> **What you have to do**
Set down the whole listing verbatim.
++++ Dataset
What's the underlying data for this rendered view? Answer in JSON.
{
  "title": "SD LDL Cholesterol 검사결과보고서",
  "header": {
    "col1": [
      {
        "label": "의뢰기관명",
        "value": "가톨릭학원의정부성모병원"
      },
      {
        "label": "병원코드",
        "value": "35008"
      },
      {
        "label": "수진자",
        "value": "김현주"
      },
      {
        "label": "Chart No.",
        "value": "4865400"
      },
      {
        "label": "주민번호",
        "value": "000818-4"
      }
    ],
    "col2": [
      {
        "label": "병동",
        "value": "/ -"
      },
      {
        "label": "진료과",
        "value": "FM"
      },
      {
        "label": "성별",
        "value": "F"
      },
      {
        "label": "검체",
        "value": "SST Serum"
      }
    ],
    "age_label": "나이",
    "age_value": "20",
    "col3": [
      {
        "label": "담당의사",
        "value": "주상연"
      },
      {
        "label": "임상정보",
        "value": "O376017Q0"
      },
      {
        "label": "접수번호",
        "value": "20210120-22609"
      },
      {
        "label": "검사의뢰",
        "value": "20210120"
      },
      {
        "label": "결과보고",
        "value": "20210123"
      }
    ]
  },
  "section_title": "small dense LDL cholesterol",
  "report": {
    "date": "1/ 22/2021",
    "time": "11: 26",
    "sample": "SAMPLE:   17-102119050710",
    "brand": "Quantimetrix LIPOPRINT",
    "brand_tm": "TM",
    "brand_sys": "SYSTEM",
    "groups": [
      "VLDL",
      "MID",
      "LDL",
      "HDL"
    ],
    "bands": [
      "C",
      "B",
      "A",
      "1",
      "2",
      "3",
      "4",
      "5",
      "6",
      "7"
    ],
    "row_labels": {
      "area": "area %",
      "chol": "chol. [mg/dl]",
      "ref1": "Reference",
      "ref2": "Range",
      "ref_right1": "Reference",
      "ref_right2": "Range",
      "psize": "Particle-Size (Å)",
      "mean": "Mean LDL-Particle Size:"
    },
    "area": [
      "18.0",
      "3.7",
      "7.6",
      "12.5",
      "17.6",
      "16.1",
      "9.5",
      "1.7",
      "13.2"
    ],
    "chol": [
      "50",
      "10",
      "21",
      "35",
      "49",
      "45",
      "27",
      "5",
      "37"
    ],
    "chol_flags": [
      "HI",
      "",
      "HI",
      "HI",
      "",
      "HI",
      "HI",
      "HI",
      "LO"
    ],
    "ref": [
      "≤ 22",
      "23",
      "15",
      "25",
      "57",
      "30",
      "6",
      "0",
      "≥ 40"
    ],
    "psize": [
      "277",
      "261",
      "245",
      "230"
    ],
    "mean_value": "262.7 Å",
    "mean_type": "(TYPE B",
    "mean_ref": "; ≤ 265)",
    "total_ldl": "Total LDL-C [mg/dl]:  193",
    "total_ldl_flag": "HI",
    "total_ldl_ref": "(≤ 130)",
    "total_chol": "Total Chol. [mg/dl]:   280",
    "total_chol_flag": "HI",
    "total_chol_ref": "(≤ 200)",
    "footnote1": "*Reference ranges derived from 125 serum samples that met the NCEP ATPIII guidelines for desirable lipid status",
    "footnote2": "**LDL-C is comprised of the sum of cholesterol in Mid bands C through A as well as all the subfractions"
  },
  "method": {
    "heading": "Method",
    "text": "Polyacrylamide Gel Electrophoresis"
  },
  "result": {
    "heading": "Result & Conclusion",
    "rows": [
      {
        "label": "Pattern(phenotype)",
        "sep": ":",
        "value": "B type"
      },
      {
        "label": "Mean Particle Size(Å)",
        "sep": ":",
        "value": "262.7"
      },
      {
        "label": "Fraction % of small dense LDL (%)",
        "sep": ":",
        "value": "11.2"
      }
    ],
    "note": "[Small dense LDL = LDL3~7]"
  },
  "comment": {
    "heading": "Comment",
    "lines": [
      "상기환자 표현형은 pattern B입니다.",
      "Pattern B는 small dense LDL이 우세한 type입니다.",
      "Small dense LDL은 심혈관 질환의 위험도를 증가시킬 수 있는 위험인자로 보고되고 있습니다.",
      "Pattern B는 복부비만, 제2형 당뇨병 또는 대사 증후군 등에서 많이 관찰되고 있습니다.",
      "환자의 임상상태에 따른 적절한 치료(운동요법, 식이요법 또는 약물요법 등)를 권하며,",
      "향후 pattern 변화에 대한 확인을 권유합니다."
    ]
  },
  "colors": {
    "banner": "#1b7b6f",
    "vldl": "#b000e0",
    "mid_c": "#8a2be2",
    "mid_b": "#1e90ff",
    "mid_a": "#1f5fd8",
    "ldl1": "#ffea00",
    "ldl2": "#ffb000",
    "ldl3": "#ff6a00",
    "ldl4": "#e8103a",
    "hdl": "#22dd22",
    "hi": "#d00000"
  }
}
++++++++
> **Solution for this exercise**
What's the underlying data for this rendered view? Answer in JSON.
{
  "title": "SD LDL Cholesterol 검사결과보고서",
  "header": {
    "col1": [
      {
        "label": "의뢰기관명",
        "value": "가톨릭학원의정부성모병원"
      },
      {
        "label": "병원코드",
        "value": "35008"
      },
      {
        "label": "수진자",
        "value": "김현주"
      },
      {
        "label": "Chart No.",
        "value": "4865400"
      },
      {
        "label": "주민번호",
        "value": "000818-4"
      }
    ],
    "col2": [
      {
        "label": "병동",
        "value": "/ -"
      },
      {
        "label": "진료과",
        "value": "FM"
      },
      {
        "label": "성별",
        "value": "F"
      },
      {
        "label": "검체",
        "value": "SST Serum"
      }
    ],
    "age_label": "나이",
    "age_value": "20",
    "col3": [
      {
        "label": "담당의사",
        "value": "주상연"
      },
      {
        "label": "임상정보",
        "value": "O376017Q0"
      },
      {
        "label": "접수번호",
        "value": "20210120-22609"
      },
      {
        "label": "검사의뢰",
        "value": "20210120"
      },
      {
        "label": "결과보고",
        "value": "20210123"
      }
    ]
  },
  "section_title": "small dense LDL cholesterol",
  "report": {
    "date": "1/ 22/2021",
    "time": "11: 26",
    "sample": "SAMPLE:   17-102119050710",
    "brand": "Quantimetrix LIPOPRINT",
    "brand_tm": "TM",
    "brand_sys": "SYSTEM",
    "groups": [
      "VLDL",
      "MID",
      "LDL",
      "HDL"
    ],
    "bands": [
      "C",
      "B",
      "A",
      "1",
      "2",
      "3",
      "4",
      "5",
      "6",
      "7"
    ],
    "row_labels": {
      "area": "area %",
      "chol": "chol. [mg/dl]",
      "ref1": "Reference",
      "ref2": "Range",
      "ref_right1": "Reference",
      "ref_right2": "Range",
      "psize": "Particle-Size (Å)",
      "mean": "Mean LDL-Particle Size:"
    },
    "area": [
      "18.0",
      "3.7",
      "7.6",
      "12.5",
      "17.6",
      "16.1",
      "9.5",
      "1.7",
      "13.2"
    ],
    "chol": [
      "50",
      "10",
      "21",
      "35",
      "49",
      "45",
      "27",
      "5",
      "37"
    ],
    "chol_flags": [
      "HI",
      "",
      "HI",
      "HI",
      "",
      "HI",
      "HI",
      "HI",
      "LO"
    ],
    "ref": [
      "≤ 22",
      "23",
      "15",
      "25",
      "57",
      "30",
      "6",
      "0",
      "≥ 40"
    ],
    "psize": [
      "277",
      "261",
      "245",
      "230"
    ],
    "mean_value": "262.7 Å",
    "mean_type": "(TYPE B",
    "mean_ref": "; ≤ 265)",
    "total_ldl": "Total LDL-C [mg/dl]:  193",
    "total_ldl_flag": "HI",
    "total_ldl_ref": "(≤ 130)",
    "total_chol": "Total Chol. [mg/dl]:   280",
    "total_chol_flag": "HI",
    "total_chol_ref": "(≤ 200)",
    "footnote1": "*Reference ranges derived from 125 serum samples that met the NCEP ATPIII guidelines for desirable lipid status",
    "footnote2": "**LDL-C is comprised of the sum of cholesterol in Mid bands C through A as well as all the subfractions"
  },
  "method": {
    "heading": "Method",
    "text": "Polyacrylamide Gel Electrophoresis"
  },
  "result": {
    "heading": "Result & Conclusion",
    "rows": [
      {
        "label": "Pattern(phenotype)",
        "sep": ":",
        "value": "B type"
      },
      {
        "label": "Mean Particle Size(Å)",
        "sep": ":",
        "value": "262.7"
      },
      {
        "label": "Fraction % of small dense LDL (%)",
        "sep": ":",
        "value": "11.2"
      }
    ],
    "note": "[Small dense LDL = LDL3~7]"
  },
  "comment": {
    "heading": "Comment",
    "lines": [
      "상기환자 표현형은 pattern B입니다.",
      "Pattern B는 small dense LDL이 우세한 type입니다.",
      "Small dense LDL은 심혈관 질환의 위험도를 증가시킬 수 있는 위험인자로 보고되고 있습니다.",
      "Pattern B는 복부비만, 제2형 당뇨병 또는 대사 증후군 등에서 많이 관찰되고 있습니다.",
      "환자의 임상상태에 따른 적절한 치료(운동요법, 식이요법 또는 약물요법 등)를 권하며,",
      "향후 pattern 변화에 대한 확인을 권유합니다."
    ]
  },
  "colors": {
    "banner": "#1b7b6f",
    "vldl": "#b000e0",
    "mid_c": "#8a2be2",
    "mid_b": "#1e90ff",
    "mid_a": "#1f5fd8",
    "ldl1": "#ffea00",
    "ldl2": "#ffb000",
    "ldl3": "#ff6a00",
    "ldl4": "#e8103a",
    "hdl": "#22dd22",
    "hi": "#d00000"
  }
}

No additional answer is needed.